## REQUIRED WORK
Copy the data that follows, character for character, minus the pictures.

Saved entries
_ _ _

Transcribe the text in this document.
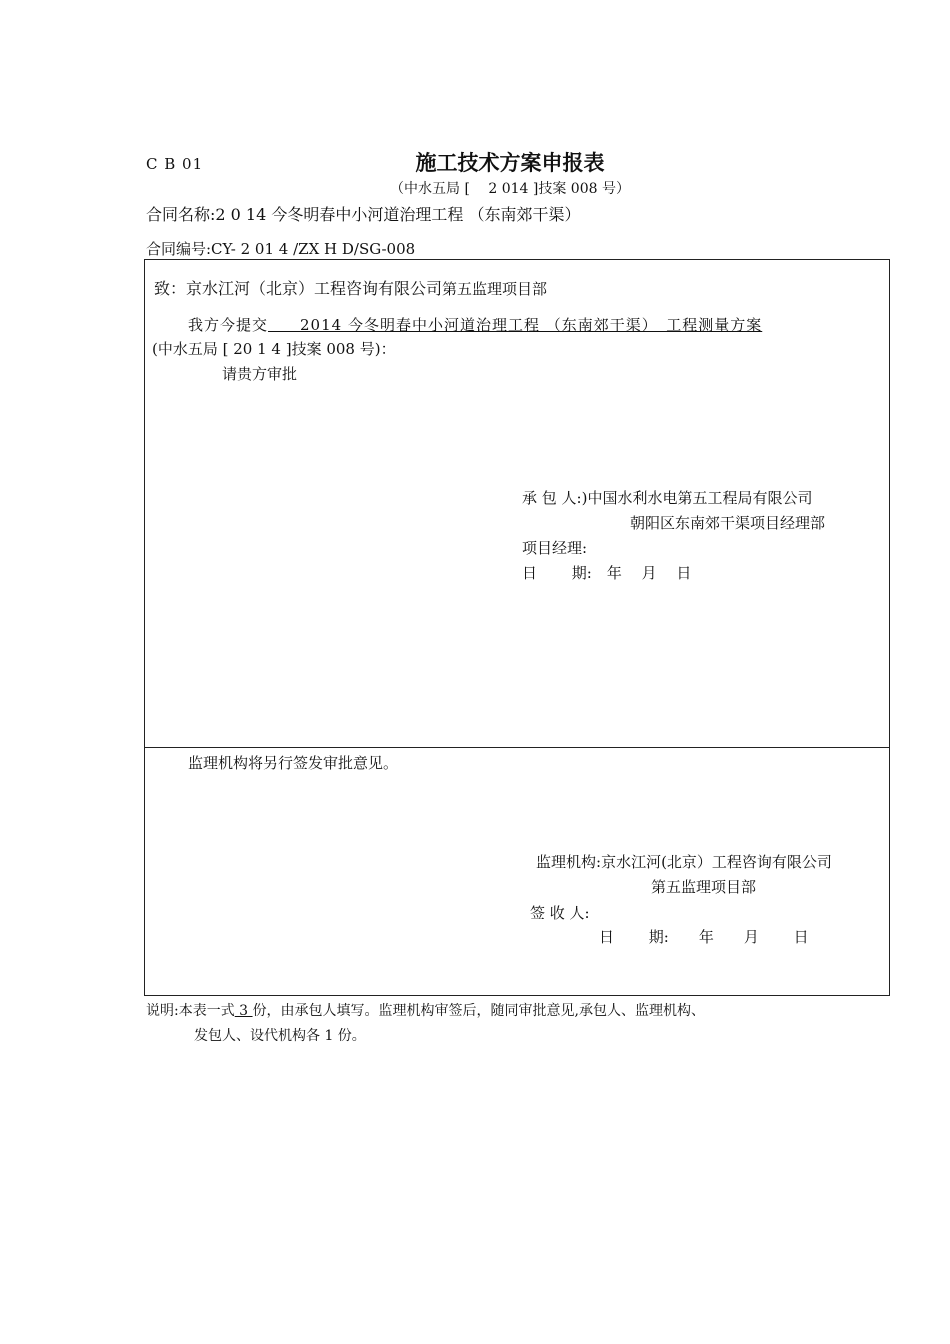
C B 01	施工技术方案申报表
（中水五局 [　 2 014 ]技案 008 号）
合同名称:2 0 14 今冬明春中小河道治理工程 （东南郊干渠）
合同编号:CY- 2 01 4 /ZX H D/SG-008
致：京水江河（北京）工程咨询有限公司第五监理项目部
我方今提交　　2014 今冬明春中小河道治理工程 （东南郊干渠）　工程测量方案
(中水五局 [ 20 1 4 ]技案 008 号)：
请贵方审批
承 包 人:)中国水利水电第五工程局有限公司
朝阳区东南郊干渠项目经理部
项目经理:
日　　 期:　年　 月　 日
监理机构将另行签发审批意见。
监理机构:京水江河(北京）工程咨询有限公司
第五监理项目部
签 收 人:
日　　 期:　　年　　月　　 日
说明:本表一式 3 份，由承包人填写。监理机构审签后，随同审批意见,承包人、监理机构、
发包人、设代机构各 1 份。
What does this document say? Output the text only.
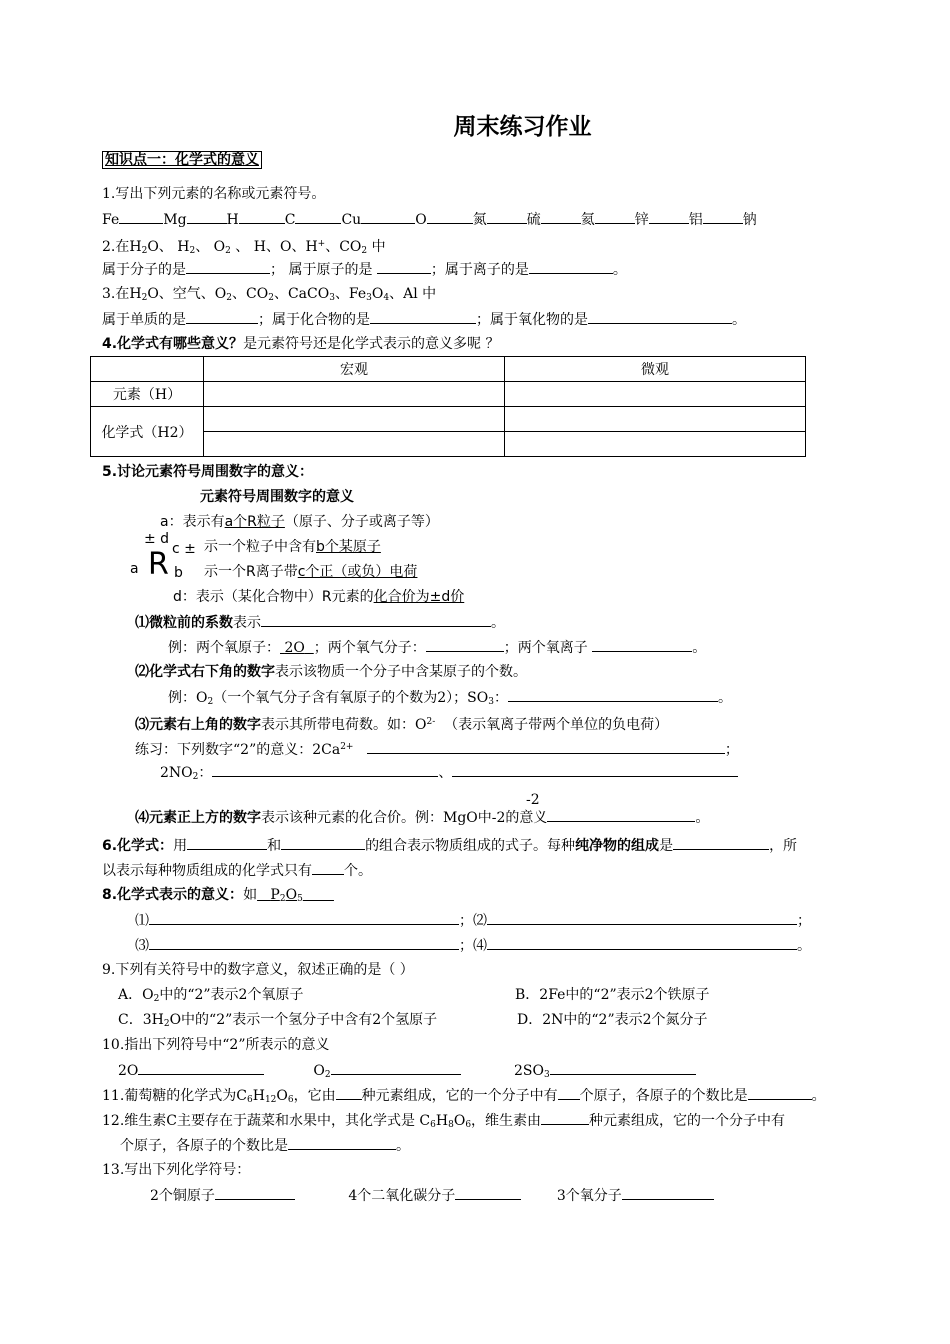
周末练习作业
知识点一：化学式的意义
1.写出下列元素的名称或元素符号。
Fe	Mg	H	C	Cu	O	氮	硫	氦	锌	铝	钠
2.在$H_2O$、 $H_2$、 $O_2$ 、 H、O、H+、$CO_2$ 中
属于分子的是	； 属于原子的是	；属于离子的是	。
3.在$H_2O$、空气、$O_2$、$CO_2$、CaCO$_3$、$Fe_3O_4$、Al 中
属于单质的是	；属于化合物的是	；属于氧化物的是	。
4.化学式有哪些意义？是元素符号还是化学式表示的意义多呢 ？
	宏观	微观
元素（H）		
化学式（H2）		

5.讨论元素符号周围数字的意义：
元素符号周围数字的意义
a：表示有a个R粒子（原子、分子或离子等）
示一个粒子中含有b个某原子
示一个R离子带c个正（或负）电荷
± d
a R c ±
b
d：表示（某化合物中）R元素的化合价为±d价
⑴微粒前的系数表示	。
例：两个氧原子： 2O ；两个氧气分子：	；两个氧离子	。
⑵化学式右下角的数字表示该物质一个分子中含某原子的个数。
例：$O_2$（一个氧气分子含有氧原子的个数为2）；$SO_3$：	。
⑶元素右上角的数字表示其所带电荷数。如：$O^{2-}$ （表示氧离子带两个单位的负电荷）
练习：下列数字“2”的意义：$2Ca^{2+}$	；
$2NO_2$：	、
-2
⑷元素正上方的数字表示该种元素的化合价。例：MgO中-2的意义	。
6.化学式：用	和	的组合表示物质组成的式子。每种纯净物的组成是	，所
以表示每种物质组成的化学式只有 个。
8.化学式表示的意义：如 $P_2O_5$
⑴	；⑵	；
⑶	；⑷	。
9.下列有关符号中的数字意义，叙述正确的是（ ）
A．$O_2$中的“2”表示2个氧原子	B．2Fe中的“2”表示2个铁原子
C．$3H_2O$中的“2”表示一个氢分子中含有2个氢原子	D．2N中的“2”表示2个氮分子
10.指出下列符号中“2”所表示的意义
2O	$O_2$	$2SO_3$
11.葡萄糖的化学式为$C_6H_{12}O_6$，它由 种元素组成，它的一个分子中有 个原子，各原子的个数比是	。
12.维生素C主要存在于蔬菜和水果中，其化学式是 $C_6H_8O_6$，维生素由	种元素组成，它的一个分子中有
个原子，各原子的个数比是	。
13.写出下列化学符号：
2个铜原子	4个二氧化碳分子	3个氧分子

_ _ _

## WRITTEN REPLY
Transcribe the text in this document.
C B 01	施工技术方案申报表
（中水五局 [　 2 014 ]技案 008 号）
合同名称:2 0 14 今冬明春中小河道治理工程 （东南郊干渠）
合同编号:CY- 2 01 4 /ZX H D/SG-008
致：京水江河（北京）工程咨询有限公司第五监理项目部
我方今提交　　2014 今冬明春中小河道治理工程 （东南郊干渠）　工程测量方案
(中水五局 [ 20 1 4 ]技案 008 号)：
请贵方审批
承 包 人:)中国水利水电第五工程局有限公司
朝阳区东南郊干渠项目经理部
项目经理:
日　　 期:　年　 月　 日
监理机构将另行签发审批意见。
监理机构:京水江河(北京）工程咨询有限公司
第五监理项目部
签 收 人:
日　　 期:　　年　　月　　 日
说明:本表一式 3 份，由承包人填写。监理机构审签后，随同审批意见,承包人、监理机构、
发包人、设代机构各 1 份。
What does this document say? Output the text only.
周末练习作业
知识点一：化学式的意义
1.写出下列元素的名称或元素符号。
Fe	Mg	H	C	Cu	O	氮	硫	氦	锌	铝	钠
2.在$H_2O$、 $H_2$、 $O_2$ 、 H、O、H+、$CO_2$ 中
属于分子的是	； 属于原子的是	；属于离子的是	。
3.在$H_2O$、空气、$O_2$、$CO_2$、CaCO$_3$、$Fe_3O_4$、Al 中
属于单质的是	；属于化合物的是	；属于氧化物的是	。
4.化学式有哪些意义？是元素符号还是化学式表示的意义多呢 ？
	宏观	微观
元素（H）		
化学式（H2）		

5.讨论元素符号周围数字的意义：
元素符号周围数字的意义
a：表示有a个R粒子（原子、分子或离子等）
示一个粒子中含有b个某原子
示一个R离子带c个正（或负）电荷
± d
a R c ±
b
d：表示（某化合物中）R元素的化合价为±d价
⑴微粒前的系数表示	。
例：两个氧原子： 2O ；两个氧气分子：	；两个氧离子	。
⑵化学式右下角的数字表示该物质一个分子中含某原子的个数。
例：$O_2$（一个氧气分子含有氧原子的个数为2）；$SO_3$：	。
⑶元素右上角的数字表示其所带电荷数。如：$O^{2-}$ （表示氧离子带两个单位的负电荷）
练习：下列数字“2”的意义：$2Ca^{2+}$	；
$2NO_2$：	、
-2
⑷元素正上方的数字表示该种元素的化合价。例：MgO中-2的意义	。
6.化学式：用	和	的组合表示物质组成的式子。每种纯净物的组成是	，所
以表示每种物质组成的化学式只有 个。
8.化学式表示的意义：如 $P_2O_5$
⑴	；⑵	；
⑶	；⑷	。
9.下列有关符号中的数字意义，叙述正确的是（ ）
A．$O_2$中的“2”表示2个氧原子	B．2Fe中的“2”表示2个铁原子
C．$3H_2O$中的“2”表示一个氢分子中含有2个氢原子	D．2N中的“2”表示2个氮分子
10.指出下列符号中“2”所表示的意义
2O	$O_2$	$2SO_3$
11.葡萄糖的化学式为$C_6H_{12}O_6$，它由 种元素组成，它的一个分子中有 个原子，各原子的个数比是	。
12.维生素C主要存在于蔬菜和水果中，其化学式是 $C_6H_8O_6$，维生素由	种元素组成，它的一个分子中有
个原子，各原子的个数比是	。
13.写出下列化学符号：
2个铜原子	4个二氧化碳分子	3个氧分子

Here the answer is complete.